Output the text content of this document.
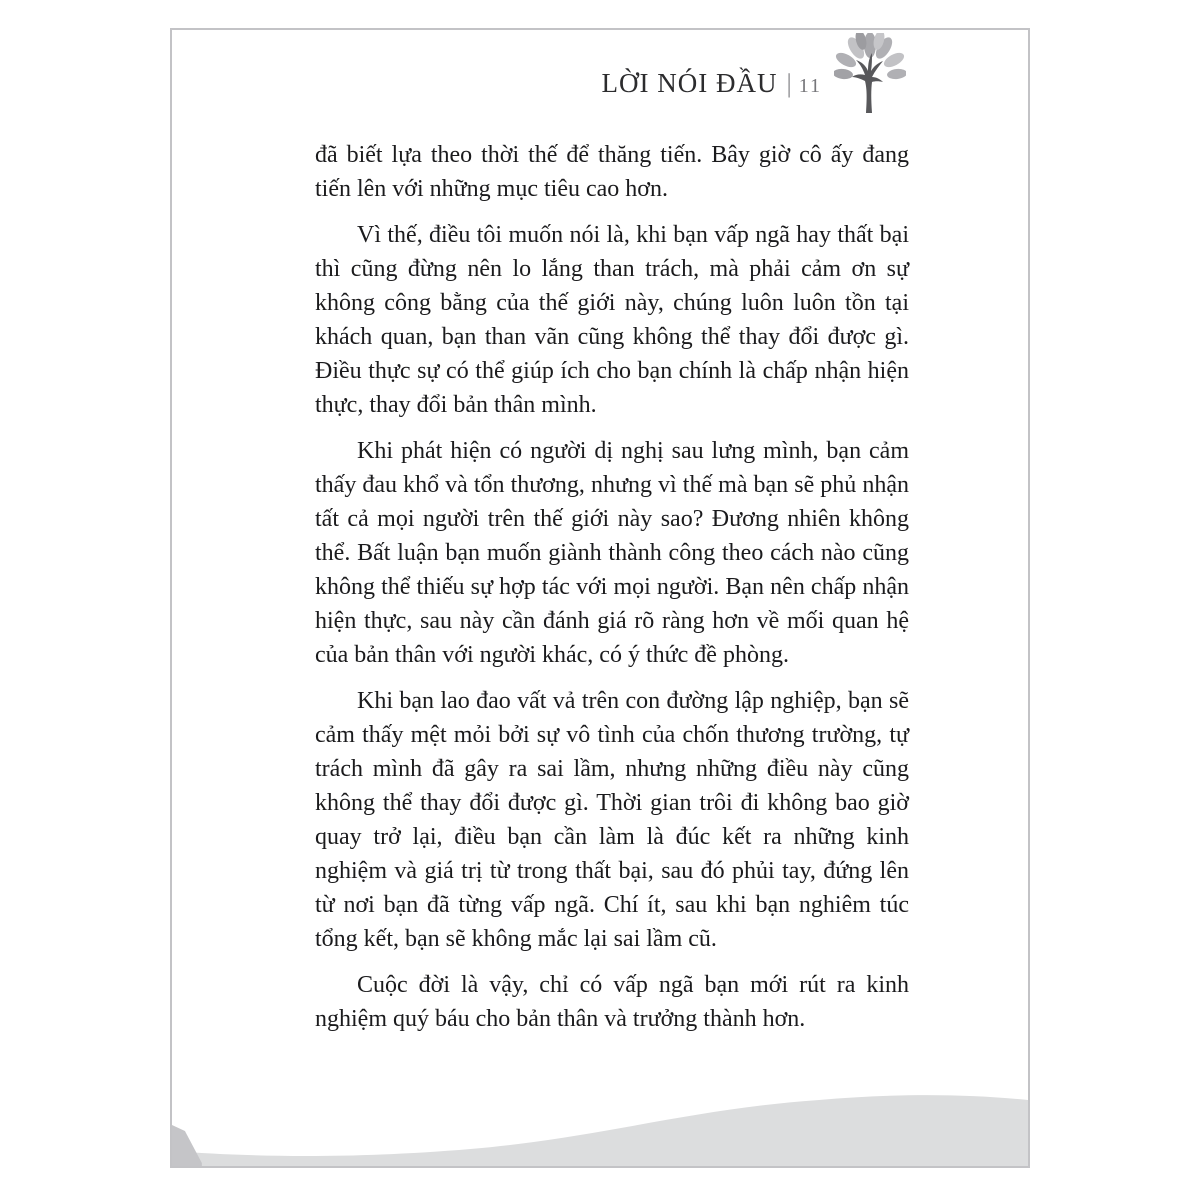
LỜI NÓI ĐẦU | 11

đã biết lựa theo thời thế để thăng tiến. Bây giờ cô ấy đang tiến lên với những mục tiêu cao hơn.

Vì thế, điều tôi muốn nói là, khi bạn vấp ngã hay thất bại thì cũng đừng nên lo lắng than trách, mà phải cảm ơn sự không công bằng của thế giới này, chúng luôn luôn tồn tại khách quan, bạn than vãn cũng không thể thay đổi được gì. Điều thực sự có thể giúp ích cho bạn chính là chấp nhận hiện thực, thay đổi bản thân mình.

Khi phát hiện có người dị nghị sau lưng mình, bạn cảm thấy đau khổ và tổn thương, nhưng vì thế mà bạn sẽ phủ nhận tất cả mọi người trên thế giới này sao? Đương nhiên không thể. Bất luận bạn muốn giành thành công theo cách nào cũng không thể thiếu sự hợp tác với mọi người. Bạn nên chấp nhận hiện thực, sau này cần đánh giá rõ ràng hơn về mối quan hệ của bản thân với người khác, có ý thức đề phòng.

Khi bạn lao đao vất vả trên con đường lập nghiệp, bạn sẽ cảm thấy mệt mỏi bởi sự vô tình của chốn thương trường, tự trách mình đã gây ra sai lầm, nhưng những điều này cũng không thể thay đổi được gì. Thời gian trôi đi không bao giờ quay trở lại, điều bạn cần làm là đúc kết ra những kinh nghiệm và giá trị từ trong thất bại, sau đó phủi tay, đứng lên từ nơi bạn đã từng vấp ngã. Chí ít, sau khi bạn nghiêm túc tổng kết, bạn sẽ không mắc lại sai lầm cũ.

Cuộc đời là vậy, chỉ có vấp ngã bạn mới rút ra kinh nghiệm quý báu cho bản thân và trưởng thành hơn.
---
**Exercise requirements**
Above are the records. Copy every line in them holding "thân".

**Solution for this problem**
Vì thế, điều tôi muốn nói là, khi bạn vấp ngã hay thất bại thì cũng đừng nên lo lắng than trách, mà phải cảm ơn sự không công bằng của thế giới này, chúng luôn luôn tồn tại khách quan, bạn than vãn cũng không thể thay đổi được gì. Điều thực sự có thể giúp ích cho bạn chính là chấp nhận hiện thực, thay đổi bản thân mình.
Khi phát hiện có người dị nghị sau lưng mình, bạn cảm thấy đau khổ và tổn thương, nhưng vì thế mà bạn sẽ phủ nhận tất cả mọi người trên thế giới này sao? Đương nhiên không thể. Bất luận bạn muốn giành thành công theo cách nào cũng không thể thiếu sự hợp tác với mọi người. Bạn nên chấp nhận hiện thực, sau này cần đánh giá rõ ràng hơn về mối quan hệ của bản thân với người khác, có ý thức đề phòng.
Cuộc đời là vậy, chỉ có vấp ngã bạn mới rút ra kinh nghiệm quý báu cho bản thân và trưởng thành hơn.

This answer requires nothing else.